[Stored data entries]
══════════════════════════════

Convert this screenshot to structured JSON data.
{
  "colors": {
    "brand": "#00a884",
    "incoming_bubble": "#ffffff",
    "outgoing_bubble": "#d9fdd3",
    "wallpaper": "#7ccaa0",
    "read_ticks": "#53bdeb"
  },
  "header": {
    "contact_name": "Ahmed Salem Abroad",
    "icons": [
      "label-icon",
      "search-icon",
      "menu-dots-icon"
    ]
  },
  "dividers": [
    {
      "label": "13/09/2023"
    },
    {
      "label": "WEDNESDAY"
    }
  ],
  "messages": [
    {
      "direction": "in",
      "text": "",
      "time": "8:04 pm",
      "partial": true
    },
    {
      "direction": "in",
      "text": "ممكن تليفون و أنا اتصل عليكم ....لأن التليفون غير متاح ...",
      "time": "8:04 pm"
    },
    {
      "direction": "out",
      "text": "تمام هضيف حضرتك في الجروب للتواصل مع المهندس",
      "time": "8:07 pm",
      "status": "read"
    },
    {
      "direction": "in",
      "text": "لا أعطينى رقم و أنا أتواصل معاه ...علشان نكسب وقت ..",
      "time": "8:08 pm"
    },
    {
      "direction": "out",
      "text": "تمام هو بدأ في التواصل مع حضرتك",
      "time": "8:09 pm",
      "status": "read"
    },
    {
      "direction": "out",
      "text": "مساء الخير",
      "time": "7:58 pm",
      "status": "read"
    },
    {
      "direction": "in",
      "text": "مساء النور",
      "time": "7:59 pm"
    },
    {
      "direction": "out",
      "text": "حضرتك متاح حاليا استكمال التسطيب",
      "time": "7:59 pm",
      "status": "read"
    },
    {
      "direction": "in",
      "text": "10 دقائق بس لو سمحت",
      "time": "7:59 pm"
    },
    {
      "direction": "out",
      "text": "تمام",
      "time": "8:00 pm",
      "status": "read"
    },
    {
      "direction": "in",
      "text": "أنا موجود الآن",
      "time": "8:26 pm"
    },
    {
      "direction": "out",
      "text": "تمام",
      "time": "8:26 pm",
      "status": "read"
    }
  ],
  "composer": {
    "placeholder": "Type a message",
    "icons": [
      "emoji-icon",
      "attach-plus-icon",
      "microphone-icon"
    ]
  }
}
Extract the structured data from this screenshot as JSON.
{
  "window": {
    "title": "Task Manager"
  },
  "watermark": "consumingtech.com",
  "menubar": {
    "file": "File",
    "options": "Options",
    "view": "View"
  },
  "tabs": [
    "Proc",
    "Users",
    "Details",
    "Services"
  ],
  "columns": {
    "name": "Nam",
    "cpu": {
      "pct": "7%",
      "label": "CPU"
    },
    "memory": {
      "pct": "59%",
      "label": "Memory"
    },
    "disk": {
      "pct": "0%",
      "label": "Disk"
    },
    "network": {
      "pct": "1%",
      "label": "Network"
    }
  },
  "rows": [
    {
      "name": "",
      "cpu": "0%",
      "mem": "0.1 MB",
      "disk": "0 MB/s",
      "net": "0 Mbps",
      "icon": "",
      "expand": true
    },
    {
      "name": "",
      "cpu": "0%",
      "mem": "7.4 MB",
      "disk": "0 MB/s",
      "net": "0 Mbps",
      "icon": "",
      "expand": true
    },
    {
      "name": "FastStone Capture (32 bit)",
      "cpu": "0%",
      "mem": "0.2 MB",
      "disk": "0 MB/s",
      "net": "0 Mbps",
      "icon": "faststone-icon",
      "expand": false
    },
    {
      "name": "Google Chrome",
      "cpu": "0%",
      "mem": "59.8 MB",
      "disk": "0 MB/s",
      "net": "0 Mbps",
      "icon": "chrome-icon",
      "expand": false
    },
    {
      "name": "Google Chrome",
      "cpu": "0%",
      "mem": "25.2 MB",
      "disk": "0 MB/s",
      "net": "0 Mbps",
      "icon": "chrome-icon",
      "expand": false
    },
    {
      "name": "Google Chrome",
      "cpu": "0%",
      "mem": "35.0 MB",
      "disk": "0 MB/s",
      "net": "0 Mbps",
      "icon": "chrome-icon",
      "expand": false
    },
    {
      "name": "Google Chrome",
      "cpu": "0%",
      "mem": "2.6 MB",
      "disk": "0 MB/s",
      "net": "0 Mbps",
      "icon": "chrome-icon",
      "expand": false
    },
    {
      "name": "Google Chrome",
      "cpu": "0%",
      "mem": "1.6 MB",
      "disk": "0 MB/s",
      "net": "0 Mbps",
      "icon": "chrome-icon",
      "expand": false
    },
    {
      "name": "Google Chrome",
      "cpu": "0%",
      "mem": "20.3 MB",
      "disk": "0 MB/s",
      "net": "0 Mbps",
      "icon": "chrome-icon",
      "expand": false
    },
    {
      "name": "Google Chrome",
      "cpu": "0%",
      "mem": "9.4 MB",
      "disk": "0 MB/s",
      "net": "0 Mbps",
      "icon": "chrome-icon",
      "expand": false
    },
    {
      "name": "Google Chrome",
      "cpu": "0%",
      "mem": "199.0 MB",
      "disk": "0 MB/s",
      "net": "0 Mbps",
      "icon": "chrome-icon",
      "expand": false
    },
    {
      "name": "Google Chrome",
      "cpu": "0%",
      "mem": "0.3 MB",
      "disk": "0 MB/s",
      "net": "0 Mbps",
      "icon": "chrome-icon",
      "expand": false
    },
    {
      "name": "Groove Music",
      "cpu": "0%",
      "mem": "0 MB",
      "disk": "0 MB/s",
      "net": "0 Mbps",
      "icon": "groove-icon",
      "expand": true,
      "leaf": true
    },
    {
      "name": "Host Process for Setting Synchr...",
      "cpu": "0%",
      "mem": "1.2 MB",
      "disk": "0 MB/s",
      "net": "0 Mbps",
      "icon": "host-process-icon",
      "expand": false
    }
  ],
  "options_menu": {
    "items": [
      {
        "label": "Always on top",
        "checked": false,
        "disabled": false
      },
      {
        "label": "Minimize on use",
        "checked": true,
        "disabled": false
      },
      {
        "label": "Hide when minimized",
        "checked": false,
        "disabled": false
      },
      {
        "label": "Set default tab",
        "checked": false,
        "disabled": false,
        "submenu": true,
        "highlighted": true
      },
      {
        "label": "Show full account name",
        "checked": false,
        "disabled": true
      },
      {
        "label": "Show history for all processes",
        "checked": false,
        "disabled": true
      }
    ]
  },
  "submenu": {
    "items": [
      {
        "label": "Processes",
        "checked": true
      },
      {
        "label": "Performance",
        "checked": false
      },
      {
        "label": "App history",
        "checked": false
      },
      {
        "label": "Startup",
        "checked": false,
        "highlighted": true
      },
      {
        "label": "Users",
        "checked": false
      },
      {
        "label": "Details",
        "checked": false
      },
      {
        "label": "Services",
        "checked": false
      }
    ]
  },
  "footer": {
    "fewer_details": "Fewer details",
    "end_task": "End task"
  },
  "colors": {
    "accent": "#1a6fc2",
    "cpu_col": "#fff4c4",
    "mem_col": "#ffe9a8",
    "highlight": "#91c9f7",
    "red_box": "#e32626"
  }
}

══════════════════════════════

SET TASK ▸ Repeat every line of the material exactly as given.

SOLUTION ▸
Convert this screenshot to structured JSON data.
{
  "colors": {
    "brand": "#00a884",
    "incoming_bubble": "#ffffff",
    "outgoing_bubble": "#d9fdd3",
    "wallpaper": "#7ccaa0",
    "read_ticks": "#53bdeb"
  },
  "header": {
    "contact_name": "Ahmed Salem Abroad",
    "icons": [
      "label-icon",
      "search-icon",
      "menu-dots-icon"
    ]
  },
  "dividers": [
    {
      "label": "13/09/2023"
    },
    {
      "label": "WEDNESDAY"
    }
  ],
  "messages": [
    {
      "direction": "in",
      "text": "",
      "time": "8:04 pm",
      "partial": true
    },
    {
      "direction": "in",
      "text": "ممكن تليفون و أنا اتصل عليكم ....لأن التليفون غير متاح ...",
      "time": "8:04 pm"
    },
    {
      "direction": "out",
      "text": "تمام هضيف حضرتك في الجروب للتواصل مع المهندس",
      "time": "8:07 pm",
      "status": "read"
    },
    {
      "direction": "in",
      "text": "لا أعطينى رقم و أنا أتواصل معاه ...علشان نكسب وقت ..",
      "time": "8:08 pm"
    },
    {
      "direction": "out",
      "text": "تمام هو بدأ في التواصل مع حضرتك",
      "time": "8:09 pm",
      "status": "read"
    },
    {
      "direction": "out",
      "text": "مساء الخير",
      "time": "7:58 pm",
      "status": "read"
    },
    {
      "direction": "in",
      "text": "مساء النور",
      "time": "7:59 pm"
    },
    {
      "direction": "out",
      "text": "حضرتك متاح حاليا استكمال التسطيب",
      "time": "7:59 pm",
      "status": "read"
    },
    {
      "direction": "in",
      "text": "10 دقائق بس لو سمحت",
      "time": "7:59 pm"
    },
    {
      "direction": "out",
      "text": "تمام",
      "time": "8:00 pm",
      "status": "read"
    },
    {
      "direction": "in",
      "text": "أنا موجود الآن",
      "time": "8:26 pm"
    },
    {
      "direction": "out",
      "text": "تمام",
      "time": "8:26 pm",
      "status": "read"
    }
  ],
  "composer": {
    "placeholder": "Type a message",
    "icons": [
      "emoji-icon",
      "attach-plus-icon",
      "microphone-icon"
    ]
  }
}
Extract the structured data from this screenshot as JSON.
{
  "window": {
    "title": "Task Manager"
  },
  "watermark": "consumingtech.com",
  "menubar": {
    "file": "File",
    "options": "Options",
    "view": "View"
  },
  "tabs": [
    "Proc",
    "Users",
    "Details",
    "Services"
  ],
  "columns": {
    "name": "Nam",
    "cpu": {
      "pct": "7%",
      "label": "CPU"
    },
    "memory": {
      "pct": "59%",
      "label": "Memory"
    },
    "disk": {
      "pct": "0%",
      "label": "Disk"
    },
    "network": {
      "pct": "1%",
      "label": "Network"
    }
  },
  "rows": [
    {
      "name": "",
      "cpu": "0%",
      "mem": "0.1 MB",
      "disk": "0 MB/s",
      "net": "0 Mbps",
      "icon": "",
      "expand": true
    },
    {
      "name": "",
      "cpu": "0%",
      "mem": "7.4 MB",
      "disk": "0 MB/s",
      "net": "0 Mbps",
      "icon": "",
      "expand": true
    },
    {
      "name": "FastStone Capture (32 bit)",
      "cpu": "0%",
      "mem": "0.2 MB",
      "disk": "0 MB/s",
      "net": "0 Mbps",
      "icon": "faststone-icon",
      "expand": false
    },
    {
      "name": "Google Chrome",
      "cpu": "0%",
      "mem": "59.8 MB",
      "disk": "0 MB/s",
      "net": "0 Mbps",
      "icon": "chrome-icon",
      "expand": false
    },
    {
      "name": "Google Chrome",
      "cpu": "0%",
      "mem": "25.2 MB",
      "disk": "0 MB/s",
      "net": "0 Mbps",
      "icon": "chrome-icon",
      "expand": false
    },
    {
      "name": "Google Chrome",
      "cpu": "0%",
      "mem": "35.0 MB",
      "disk": "0 MB/s",
      "net": "0 Mbps",
      "icon": "chrome-icon",
      "expand": false
    },
    {
      "name": "Google Chrome",
      "cpu": "0%",
      "mem": "2.6 MB",
      "disk": "0 MB/s",
      "net": "0 Mbps",
      "icon": "chrome-icon",
      "expand": false
    },
    {
      "name": "Google Chrome",
      "cpu": "0%",
      "mem": "1.6 MB",
      "disk": "0 MB/s",
      "net": "0 Mbps",
      "icon": "chrome-icon",
      "expand": false
    },
    {
      "name": "Google Chrome",
      "cpu": "0%",
      "mem": "20.3 MB",
      "disk": "0 MB/s",
      "net": "0 Mbps",
      "icon": "chrome-icon",
      "expand": false
    },
    {
      "name": "Google Chrome",
      "cpu": "0%",
      "mem": "9.4 MB",
      "disk": "0 MB/s",
      "net": "0 Mbps",
      "icon": "chrome-icon",
      "expand": false
    },
    {
      "name": "Google Chrome",
      "cpu": "0%",
      "mem": "199.0 MB",
      "disk": "0 MB/s",
      "net": "0 Mbps",
      "icon": "chrome-icon",
      "expand": false
    },
    {
      "name": "Google Chrome",
      "cpu": "0%",
      "mem": "0.3 MB",
      "disk": "0 MB/s",
      "net": "0 Mbps",
      "icon": "chrome-icon",
      "expand": false
    },
    {
      "name": "Groove Music",
      "cpu": "0%",
      "mem": "0 MB",
      "disk": "0 MB/s",
      "net": "0 Mbps",
      "icon": "groove-icon",
      "expand": true,
      "leaf": true
    },
    {
      "name": "Host Process for Setting Synchr...",
      "cpu": "0%",
      "mem": "1.2 MB",
      "disk": "0 MB/s",
      "net": "0 Mbps",
      "icon": "host-process-icon",
      "expand": false
    }
  ],
  "options_menu": {
    "items": [
      {
        "label": "Always on top",
        "checked": false,
        "disabled": false
      },
      {
        "label": "Minimize on use",
        "checked": true,
        "disabled": false
      },
      {
        "label": "Hide when minimized",
        "checked": false,
        "disabled": false
      },
      {
        "label": "Set default tab",
        "checked": false,
        "disabled": false,
        "submenu": true,
        "highlighted": true
      },
      {
        "label": "Show full account name",
        "checked": false,
        "disabled": true
      },
      {
        "label": "Show history for all processes",
        "checked": false,
        "disabled": true
      }
    ]
  },
  "submenu": {
    "items": [
      {
        "label": "Processes",
        "checked": true
      },
      {
        "label": "Performance",
        "checked": false
      },
      {
        "label": "App history",
        "checked": false
      },
      {
        "label": "Startup",
        "checked": false,
        "highlighted": true
      },
      {
        "label": "Users",
        "checked": false
      },
      {
        "label": "Details",
        "checked": false
      },
      {
        "label": "Services",
        "checked": false
      }
    ]
  },
  "footer": {
    "fewer_details": "Fewer details",
    "end_task": "End task"
  },
  "colors": {
    "accent": "#1a6fc2",
    "cpu_col": "#fff4c4",
    "mem_col": "#ffe9a8",
    "highlight": "#91c9f7",
    "red_box": "#e32626"
  }
}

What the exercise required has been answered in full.